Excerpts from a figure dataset
---

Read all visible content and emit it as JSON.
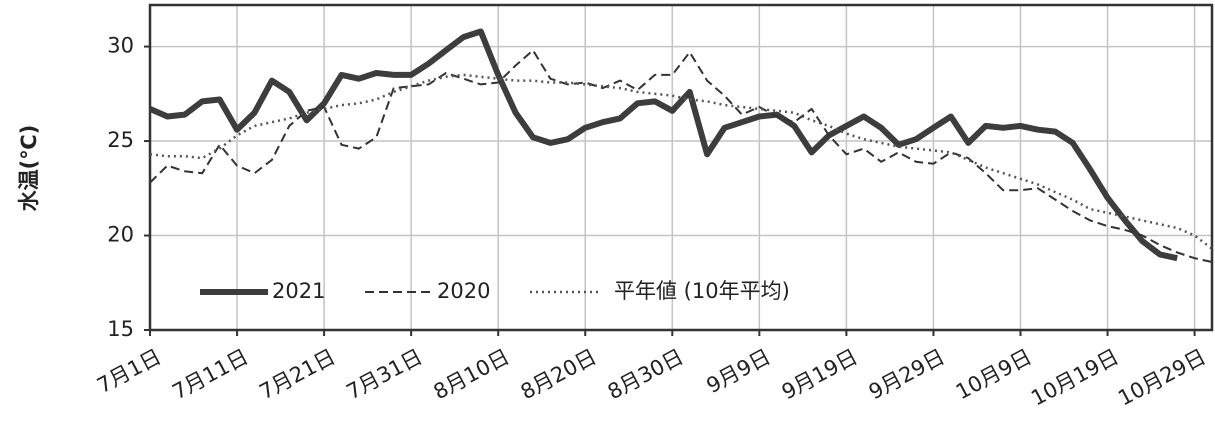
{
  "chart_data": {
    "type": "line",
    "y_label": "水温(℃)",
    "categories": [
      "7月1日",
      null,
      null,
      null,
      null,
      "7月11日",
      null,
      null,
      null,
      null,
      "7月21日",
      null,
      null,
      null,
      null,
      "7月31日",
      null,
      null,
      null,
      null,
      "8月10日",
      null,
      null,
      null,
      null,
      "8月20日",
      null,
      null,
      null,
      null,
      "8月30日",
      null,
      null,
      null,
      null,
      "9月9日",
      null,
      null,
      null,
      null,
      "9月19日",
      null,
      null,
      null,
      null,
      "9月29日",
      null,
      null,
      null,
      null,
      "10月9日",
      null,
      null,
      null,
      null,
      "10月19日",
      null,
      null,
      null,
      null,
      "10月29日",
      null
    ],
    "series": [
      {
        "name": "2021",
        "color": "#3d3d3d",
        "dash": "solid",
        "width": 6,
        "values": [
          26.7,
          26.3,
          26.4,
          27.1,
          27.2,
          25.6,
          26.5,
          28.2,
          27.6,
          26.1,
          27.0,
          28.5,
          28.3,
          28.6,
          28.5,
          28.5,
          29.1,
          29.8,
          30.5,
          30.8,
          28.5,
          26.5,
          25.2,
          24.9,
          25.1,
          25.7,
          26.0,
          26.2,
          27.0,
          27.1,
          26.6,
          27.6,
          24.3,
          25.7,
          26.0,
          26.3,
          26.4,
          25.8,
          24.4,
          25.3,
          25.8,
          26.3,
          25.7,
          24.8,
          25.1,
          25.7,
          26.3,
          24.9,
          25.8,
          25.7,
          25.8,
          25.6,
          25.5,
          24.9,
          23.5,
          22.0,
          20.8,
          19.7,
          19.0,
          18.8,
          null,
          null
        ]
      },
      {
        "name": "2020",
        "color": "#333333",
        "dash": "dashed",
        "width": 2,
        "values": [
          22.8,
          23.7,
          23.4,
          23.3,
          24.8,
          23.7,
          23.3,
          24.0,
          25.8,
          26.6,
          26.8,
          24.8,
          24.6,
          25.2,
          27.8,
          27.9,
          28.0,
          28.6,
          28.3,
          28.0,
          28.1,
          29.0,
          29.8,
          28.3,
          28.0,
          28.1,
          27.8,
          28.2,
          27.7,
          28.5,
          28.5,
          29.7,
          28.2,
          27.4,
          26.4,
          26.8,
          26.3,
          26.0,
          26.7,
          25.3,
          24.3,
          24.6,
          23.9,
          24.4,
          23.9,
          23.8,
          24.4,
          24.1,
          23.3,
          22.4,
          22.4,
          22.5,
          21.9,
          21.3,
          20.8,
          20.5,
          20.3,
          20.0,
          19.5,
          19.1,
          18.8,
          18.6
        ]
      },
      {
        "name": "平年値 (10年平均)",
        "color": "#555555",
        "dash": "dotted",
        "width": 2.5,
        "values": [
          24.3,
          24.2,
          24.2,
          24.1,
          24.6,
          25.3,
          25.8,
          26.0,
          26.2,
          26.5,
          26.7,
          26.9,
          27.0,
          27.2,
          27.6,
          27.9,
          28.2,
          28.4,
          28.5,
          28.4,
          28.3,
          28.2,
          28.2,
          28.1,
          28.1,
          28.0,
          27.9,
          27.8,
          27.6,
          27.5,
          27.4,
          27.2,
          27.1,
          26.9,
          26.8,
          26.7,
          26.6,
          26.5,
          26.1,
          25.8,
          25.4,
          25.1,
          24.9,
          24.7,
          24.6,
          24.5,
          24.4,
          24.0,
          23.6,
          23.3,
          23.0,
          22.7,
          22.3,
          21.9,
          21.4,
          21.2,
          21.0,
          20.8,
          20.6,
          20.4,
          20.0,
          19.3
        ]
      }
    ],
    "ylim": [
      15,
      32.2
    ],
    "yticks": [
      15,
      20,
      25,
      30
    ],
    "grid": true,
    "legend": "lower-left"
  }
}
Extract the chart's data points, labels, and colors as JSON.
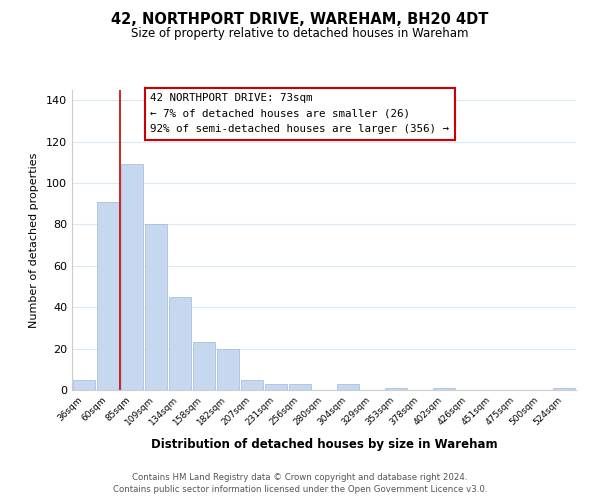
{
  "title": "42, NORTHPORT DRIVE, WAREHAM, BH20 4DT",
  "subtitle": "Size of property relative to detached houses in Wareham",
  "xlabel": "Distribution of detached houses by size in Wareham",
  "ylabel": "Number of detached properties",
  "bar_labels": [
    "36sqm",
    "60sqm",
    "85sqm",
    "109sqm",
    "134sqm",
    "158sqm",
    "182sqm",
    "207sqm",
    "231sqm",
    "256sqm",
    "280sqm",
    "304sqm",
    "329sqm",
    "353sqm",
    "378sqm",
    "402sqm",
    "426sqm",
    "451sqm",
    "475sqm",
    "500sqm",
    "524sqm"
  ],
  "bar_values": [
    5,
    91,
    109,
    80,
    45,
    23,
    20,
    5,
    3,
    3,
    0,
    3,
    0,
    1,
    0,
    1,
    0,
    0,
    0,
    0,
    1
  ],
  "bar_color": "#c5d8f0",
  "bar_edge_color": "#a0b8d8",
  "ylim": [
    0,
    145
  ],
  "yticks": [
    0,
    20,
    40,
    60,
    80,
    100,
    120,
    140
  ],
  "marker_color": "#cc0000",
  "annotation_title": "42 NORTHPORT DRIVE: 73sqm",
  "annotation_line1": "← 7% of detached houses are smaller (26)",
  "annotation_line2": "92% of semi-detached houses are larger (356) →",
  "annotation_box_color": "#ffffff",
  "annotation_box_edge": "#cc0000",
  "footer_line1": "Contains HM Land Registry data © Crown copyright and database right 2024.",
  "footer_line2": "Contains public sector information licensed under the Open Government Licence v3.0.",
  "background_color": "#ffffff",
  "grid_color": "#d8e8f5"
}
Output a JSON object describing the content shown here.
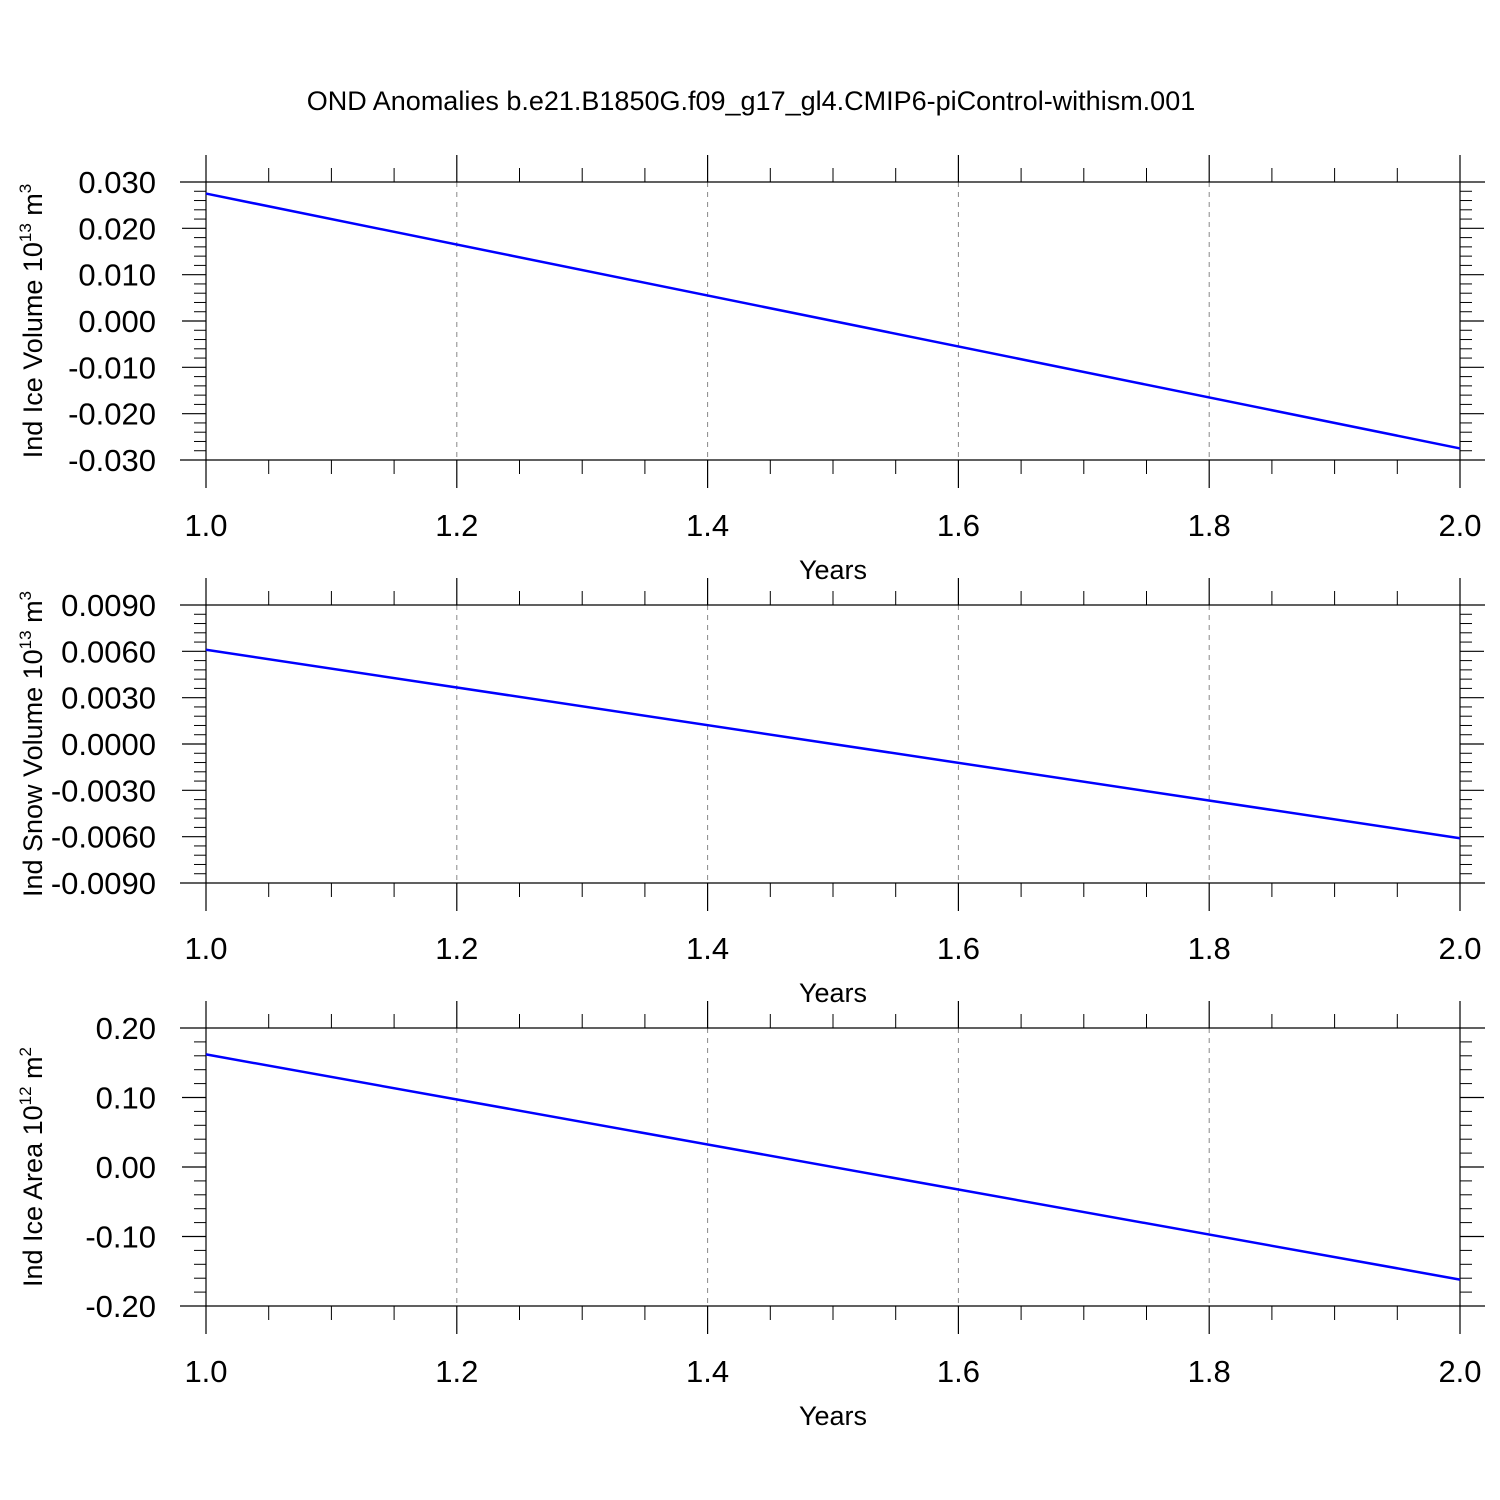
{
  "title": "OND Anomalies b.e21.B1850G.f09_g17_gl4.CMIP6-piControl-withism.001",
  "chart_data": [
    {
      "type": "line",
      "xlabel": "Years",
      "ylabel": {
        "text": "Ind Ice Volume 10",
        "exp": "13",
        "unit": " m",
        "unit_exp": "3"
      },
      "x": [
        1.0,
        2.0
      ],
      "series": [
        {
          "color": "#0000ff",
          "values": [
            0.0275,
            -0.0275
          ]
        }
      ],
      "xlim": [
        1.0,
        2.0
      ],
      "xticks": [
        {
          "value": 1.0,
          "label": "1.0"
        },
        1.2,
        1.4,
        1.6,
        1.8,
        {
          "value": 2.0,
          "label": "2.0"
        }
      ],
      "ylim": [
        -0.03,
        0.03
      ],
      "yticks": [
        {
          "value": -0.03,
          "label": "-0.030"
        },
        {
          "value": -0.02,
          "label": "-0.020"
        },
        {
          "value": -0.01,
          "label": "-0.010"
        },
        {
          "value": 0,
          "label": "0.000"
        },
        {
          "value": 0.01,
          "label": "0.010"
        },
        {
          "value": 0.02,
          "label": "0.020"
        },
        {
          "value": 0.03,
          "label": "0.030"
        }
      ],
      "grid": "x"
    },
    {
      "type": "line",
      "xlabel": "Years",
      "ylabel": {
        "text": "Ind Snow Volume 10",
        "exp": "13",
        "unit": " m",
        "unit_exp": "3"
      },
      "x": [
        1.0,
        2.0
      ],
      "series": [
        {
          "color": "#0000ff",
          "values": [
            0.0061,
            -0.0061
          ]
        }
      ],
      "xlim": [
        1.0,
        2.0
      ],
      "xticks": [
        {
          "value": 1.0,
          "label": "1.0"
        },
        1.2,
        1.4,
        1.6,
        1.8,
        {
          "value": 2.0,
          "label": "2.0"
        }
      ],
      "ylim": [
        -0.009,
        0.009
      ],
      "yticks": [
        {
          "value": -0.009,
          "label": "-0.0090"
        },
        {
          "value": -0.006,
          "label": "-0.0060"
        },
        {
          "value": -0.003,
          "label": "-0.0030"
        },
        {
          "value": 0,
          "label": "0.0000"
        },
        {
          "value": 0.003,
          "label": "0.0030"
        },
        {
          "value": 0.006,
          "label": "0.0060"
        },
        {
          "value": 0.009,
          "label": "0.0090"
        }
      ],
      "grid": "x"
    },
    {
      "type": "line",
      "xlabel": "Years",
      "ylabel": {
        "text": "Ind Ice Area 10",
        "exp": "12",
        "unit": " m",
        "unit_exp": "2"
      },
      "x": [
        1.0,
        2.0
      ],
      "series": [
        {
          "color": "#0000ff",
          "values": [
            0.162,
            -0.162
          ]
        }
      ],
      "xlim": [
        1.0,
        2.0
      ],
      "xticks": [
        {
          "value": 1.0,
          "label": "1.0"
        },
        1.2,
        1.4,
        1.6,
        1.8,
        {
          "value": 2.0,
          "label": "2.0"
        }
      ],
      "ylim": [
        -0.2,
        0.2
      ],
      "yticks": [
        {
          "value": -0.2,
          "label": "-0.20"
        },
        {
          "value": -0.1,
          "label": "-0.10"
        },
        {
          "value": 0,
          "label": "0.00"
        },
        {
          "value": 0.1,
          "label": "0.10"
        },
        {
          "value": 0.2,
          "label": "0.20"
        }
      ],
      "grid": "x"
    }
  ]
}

---

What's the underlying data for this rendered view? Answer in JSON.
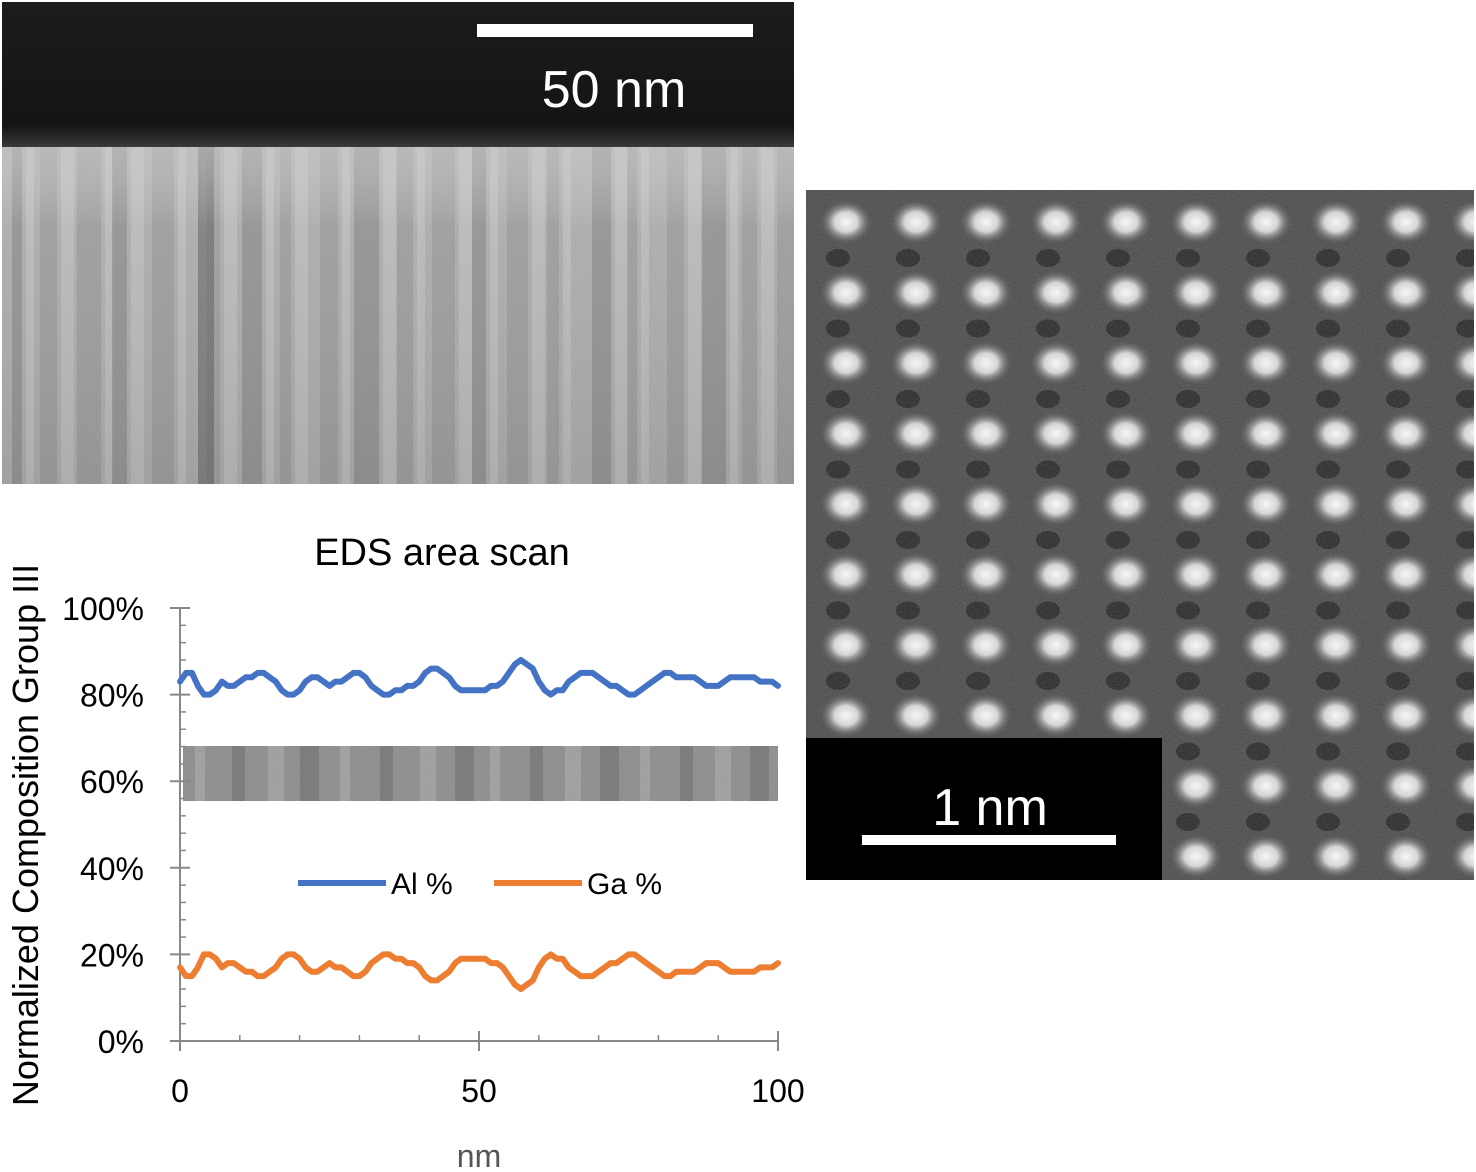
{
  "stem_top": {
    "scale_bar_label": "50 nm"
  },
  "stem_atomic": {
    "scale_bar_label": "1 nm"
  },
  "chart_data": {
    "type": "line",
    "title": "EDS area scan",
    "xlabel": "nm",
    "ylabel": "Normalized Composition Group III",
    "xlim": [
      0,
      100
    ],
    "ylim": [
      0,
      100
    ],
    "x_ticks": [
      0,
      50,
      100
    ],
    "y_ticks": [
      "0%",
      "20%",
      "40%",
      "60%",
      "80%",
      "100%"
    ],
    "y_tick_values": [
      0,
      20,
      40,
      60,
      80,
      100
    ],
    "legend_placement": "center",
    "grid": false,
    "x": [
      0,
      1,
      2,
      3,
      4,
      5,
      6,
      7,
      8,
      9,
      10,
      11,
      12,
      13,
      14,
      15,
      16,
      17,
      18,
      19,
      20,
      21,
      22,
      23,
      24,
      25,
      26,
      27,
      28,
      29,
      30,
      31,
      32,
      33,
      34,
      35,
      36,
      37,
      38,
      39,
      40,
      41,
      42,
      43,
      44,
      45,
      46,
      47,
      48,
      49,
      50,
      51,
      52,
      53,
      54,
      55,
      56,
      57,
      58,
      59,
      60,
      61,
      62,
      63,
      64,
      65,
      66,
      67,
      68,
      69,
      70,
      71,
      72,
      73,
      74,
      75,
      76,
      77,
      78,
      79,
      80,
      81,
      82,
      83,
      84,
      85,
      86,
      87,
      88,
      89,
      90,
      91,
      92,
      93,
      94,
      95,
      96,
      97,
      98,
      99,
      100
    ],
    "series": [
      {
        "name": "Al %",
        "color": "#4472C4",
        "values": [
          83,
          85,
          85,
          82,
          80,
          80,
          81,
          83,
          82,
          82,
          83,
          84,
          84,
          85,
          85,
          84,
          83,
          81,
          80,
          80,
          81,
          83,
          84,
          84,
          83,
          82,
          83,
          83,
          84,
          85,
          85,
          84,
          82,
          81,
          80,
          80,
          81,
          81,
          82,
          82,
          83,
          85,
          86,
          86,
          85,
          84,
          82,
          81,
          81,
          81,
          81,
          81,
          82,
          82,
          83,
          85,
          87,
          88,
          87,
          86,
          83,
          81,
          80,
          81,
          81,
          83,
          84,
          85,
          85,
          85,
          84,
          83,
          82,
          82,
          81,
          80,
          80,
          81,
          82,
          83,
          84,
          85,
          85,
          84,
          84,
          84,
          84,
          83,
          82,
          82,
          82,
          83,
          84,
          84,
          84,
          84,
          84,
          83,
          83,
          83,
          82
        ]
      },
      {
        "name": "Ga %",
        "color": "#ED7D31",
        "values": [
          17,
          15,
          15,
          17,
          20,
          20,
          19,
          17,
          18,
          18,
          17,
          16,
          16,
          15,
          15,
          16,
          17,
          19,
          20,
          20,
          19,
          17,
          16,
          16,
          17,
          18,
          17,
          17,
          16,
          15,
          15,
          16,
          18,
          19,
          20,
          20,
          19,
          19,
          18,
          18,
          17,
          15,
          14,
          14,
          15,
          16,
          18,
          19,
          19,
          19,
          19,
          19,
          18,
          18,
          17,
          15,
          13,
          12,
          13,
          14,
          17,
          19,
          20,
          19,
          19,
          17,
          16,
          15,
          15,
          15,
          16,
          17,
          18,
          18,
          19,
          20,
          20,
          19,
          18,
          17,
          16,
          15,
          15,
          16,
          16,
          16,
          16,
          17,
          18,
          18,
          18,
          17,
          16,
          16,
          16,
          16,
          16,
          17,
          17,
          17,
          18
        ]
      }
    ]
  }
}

---

Extract all lines from the data in which "detached" is found.

* [SOLUTION TO THIS EXERCISE]:
  "subtitle": "Size of property relative to detached houses in Wareham",
  "xlabel": "Distribution of detached houses by size in Wareham",
  "ylabel": "Number of detached properties",
  "annotation_line1": "← 7% of detached houses are smaller (26)",
  "annotation_line2": "92% of semi-detached houses are larger (356) →",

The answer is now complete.